MATERIAL:

========================================================================

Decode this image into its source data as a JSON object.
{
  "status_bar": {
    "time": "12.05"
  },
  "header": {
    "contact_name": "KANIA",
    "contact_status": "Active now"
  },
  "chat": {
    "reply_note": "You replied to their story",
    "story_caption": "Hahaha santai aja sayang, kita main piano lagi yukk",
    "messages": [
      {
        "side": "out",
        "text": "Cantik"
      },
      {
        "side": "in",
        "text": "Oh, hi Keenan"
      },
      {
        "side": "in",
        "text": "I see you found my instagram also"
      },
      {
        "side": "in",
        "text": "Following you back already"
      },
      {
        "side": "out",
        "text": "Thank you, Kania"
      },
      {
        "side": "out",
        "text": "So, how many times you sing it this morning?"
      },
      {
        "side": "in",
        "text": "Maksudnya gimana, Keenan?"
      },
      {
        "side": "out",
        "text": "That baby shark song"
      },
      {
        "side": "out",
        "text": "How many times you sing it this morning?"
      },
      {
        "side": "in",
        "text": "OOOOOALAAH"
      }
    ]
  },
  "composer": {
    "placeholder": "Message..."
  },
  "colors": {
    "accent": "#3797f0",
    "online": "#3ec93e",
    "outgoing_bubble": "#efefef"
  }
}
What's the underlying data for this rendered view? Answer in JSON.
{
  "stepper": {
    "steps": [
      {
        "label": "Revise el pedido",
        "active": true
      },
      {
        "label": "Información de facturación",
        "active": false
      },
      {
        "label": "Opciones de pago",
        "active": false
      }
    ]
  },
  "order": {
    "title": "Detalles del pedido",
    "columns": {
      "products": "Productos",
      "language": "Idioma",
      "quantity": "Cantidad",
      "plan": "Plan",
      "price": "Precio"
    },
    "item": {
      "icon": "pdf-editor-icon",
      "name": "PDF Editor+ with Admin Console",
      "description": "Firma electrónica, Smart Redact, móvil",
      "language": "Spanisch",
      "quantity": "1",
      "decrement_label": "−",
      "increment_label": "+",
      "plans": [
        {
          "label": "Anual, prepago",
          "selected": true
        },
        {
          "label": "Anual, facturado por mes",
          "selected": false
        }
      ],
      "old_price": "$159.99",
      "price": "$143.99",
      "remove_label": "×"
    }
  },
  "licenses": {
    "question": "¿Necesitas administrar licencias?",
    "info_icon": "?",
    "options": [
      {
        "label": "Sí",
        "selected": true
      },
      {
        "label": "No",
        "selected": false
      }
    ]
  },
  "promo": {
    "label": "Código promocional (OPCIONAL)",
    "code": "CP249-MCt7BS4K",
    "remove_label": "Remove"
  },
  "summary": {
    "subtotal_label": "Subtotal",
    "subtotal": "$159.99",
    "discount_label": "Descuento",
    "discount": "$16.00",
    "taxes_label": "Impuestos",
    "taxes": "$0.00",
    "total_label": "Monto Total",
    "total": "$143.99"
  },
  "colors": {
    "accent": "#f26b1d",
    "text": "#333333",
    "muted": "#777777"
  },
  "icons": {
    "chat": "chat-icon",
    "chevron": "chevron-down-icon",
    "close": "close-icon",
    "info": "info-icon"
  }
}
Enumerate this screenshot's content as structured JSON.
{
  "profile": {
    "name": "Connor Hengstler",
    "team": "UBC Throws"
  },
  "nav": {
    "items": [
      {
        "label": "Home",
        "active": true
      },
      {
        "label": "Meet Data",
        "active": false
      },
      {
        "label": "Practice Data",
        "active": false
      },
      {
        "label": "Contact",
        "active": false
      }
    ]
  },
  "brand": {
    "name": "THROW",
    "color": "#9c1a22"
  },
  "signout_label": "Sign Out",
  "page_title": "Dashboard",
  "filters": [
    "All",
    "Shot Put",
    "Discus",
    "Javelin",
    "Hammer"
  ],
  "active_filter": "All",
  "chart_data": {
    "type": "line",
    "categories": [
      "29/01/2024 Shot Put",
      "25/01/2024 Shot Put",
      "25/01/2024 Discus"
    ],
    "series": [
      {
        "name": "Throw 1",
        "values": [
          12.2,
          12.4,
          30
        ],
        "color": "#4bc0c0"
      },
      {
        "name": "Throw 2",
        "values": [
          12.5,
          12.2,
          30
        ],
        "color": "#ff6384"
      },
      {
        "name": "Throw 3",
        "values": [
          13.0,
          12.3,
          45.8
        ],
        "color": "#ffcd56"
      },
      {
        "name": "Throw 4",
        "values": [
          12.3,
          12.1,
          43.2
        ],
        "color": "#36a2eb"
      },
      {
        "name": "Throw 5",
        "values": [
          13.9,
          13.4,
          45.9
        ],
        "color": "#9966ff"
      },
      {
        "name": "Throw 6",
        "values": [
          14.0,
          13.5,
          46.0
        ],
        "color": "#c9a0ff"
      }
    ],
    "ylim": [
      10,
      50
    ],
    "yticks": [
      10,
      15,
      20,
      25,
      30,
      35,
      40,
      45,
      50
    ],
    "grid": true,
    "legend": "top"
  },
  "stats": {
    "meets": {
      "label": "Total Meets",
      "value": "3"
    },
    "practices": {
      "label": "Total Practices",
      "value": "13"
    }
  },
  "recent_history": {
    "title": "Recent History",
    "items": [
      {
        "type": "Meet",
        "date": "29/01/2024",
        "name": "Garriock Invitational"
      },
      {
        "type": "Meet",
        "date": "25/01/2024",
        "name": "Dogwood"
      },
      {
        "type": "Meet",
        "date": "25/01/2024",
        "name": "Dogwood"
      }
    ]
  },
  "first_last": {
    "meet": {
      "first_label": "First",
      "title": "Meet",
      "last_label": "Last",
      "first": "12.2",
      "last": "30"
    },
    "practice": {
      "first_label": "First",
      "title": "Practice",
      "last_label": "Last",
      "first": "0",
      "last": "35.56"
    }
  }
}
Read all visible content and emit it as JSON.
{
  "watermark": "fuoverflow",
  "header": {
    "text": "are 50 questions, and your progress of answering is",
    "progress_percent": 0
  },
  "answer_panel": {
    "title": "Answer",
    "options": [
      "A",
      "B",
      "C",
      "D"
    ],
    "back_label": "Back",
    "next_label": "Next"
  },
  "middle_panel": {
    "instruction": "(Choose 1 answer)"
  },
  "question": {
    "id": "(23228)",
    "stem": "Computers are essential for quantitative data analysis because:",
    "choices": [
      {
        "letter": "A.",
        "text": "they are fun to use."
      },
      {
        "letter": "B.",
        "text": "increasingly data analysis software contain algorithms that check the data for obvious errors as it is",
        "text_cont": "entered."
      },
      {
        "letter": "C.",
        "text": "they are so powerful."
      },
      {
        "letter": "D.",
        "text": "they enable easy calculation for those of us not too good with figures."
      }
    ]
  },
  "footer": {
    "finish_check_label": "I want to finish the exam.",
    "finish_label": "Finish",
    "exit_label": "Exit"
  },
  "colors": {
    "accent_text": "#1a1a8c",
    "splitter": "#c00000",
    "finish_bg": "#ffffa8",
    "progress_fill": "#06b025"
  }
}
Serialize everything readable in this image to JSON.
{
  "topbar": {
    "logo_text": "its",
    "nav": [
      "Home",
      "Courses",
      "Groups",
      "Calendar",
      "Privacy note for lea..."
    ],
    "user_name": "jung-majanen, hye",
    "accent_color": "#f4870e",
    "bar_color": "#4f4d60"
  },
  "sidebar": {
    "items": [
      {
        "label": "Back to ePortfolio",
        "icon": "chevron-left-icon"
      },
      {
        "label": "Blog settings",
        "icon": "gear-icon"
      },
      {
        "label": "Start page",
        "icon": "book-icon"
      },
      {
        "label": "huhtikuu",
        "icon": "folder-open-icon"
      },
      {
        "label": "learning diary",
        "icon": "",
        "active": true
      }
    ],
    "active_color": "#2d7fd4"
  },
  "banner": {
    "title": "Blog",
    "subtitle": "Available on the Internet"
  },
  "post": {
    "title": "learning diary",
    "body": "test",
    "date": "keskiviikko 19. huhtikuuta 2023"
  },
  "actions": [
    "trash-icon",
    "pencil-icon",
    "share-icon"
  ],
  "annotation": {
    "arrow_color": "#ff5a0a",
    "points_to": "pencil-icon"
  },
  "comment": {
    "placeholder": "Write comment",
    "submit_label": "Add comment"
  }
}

========================================================================

TASK OBJECTIVE: Point out every line holding the string "they" and copy it.

TASK OUTPUT:
        "text": "they are fun to use."
        "text": "they are so powerful."
        "text": "they enable easy calculation for those of us not too good with figures."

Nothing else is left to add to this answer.